(Data excerpts)
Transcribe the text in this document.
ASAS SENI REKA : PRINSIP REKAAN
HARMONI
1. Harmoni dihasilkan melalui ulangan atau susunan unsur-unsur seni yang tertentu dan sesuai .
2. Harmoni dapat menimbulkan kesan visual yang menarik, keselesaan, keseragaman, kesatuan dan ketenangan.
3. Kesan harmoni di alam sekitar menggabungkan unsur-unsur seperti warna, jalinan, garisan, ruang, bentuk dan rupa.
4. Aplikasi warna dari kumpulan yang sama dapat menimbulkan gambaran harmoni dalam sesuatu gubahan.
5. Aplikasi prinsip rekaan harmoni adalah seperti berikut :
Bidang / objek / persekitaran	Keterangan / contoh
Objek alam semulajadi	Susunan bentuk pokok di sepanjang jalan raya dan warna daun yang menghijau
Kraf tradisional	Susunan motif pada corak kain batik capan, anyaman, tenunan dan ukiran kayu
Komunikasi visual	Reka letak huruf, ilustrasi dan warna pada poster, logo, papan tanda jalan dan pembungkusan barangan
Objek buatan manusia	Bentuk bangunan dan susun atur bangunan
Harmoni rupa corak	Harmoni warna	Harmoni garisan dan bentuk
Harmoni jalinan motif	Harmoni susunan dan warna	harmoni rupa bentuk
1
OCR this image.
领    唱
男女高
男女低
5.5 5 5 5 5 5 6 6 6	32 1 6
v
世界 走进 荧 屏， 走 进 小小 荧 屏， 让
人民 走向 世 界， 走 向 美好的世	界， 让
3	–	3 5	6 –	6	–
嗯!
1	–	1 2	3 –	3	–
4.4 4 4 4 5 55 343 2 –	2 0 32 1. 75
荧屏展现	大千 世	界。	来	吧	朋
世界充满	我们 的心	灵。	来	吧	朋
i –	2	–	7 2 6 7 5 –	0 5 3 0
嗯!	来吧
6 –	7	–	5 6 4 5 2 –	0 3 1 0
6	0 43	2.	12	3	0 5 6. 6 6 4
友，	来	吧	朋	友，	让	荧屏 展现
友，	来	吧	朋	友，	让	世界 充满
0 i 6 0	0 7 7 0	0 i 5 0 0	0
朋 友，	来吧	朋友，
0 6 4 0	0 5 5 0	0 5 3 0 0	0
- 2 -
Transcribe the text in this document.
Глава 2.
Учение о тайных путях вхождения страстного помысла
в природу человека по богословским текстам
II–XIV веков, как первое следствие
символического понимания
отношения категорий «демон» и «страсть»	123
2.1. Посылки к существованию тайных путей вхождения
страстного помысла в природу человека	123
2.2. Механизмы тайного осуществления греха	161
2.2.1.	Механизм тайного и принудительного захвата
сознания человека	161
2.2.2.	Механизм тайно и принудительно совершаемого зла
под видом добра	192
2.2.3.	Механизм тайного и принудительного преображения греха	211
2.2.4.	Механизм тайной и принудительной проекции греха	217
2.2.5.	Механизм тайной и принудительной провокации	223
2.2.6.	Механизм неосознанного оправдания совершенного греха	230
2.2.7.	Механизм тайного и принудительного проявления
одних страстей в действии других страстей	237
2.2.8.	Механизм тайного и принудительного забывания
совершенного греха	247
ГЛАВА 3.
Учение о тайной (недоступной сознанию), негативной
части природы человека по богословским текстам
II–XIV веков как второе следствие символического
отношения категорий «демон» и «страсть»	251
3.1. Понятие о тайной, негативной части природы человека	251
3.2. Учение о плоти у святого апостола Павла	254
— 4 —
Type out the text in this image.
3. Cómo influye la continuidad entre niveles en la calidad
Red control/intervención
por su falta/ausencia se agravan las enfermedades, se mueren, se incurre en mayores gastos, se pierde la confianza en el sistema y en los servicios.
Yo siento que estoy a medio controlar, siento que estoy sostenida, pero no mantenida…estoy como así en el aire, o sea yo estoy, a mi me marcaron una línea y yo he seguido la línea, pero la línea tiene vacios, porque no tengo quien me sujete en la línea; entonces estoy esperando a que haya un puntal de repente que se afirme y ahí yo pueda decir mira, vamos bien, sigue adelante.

→ To be done: Show every line from the entries above in which "pada" appears.

→ Reply:
Kraf tradisional	Susunan motif pada corak kain batik capan, anyaman, tenunan dan ukiran kayu
Komunikasi visual	Reka letak huruf, ilustrasi dan warna pada poster, logo, papan tanda jalan dan pembungkusan barangan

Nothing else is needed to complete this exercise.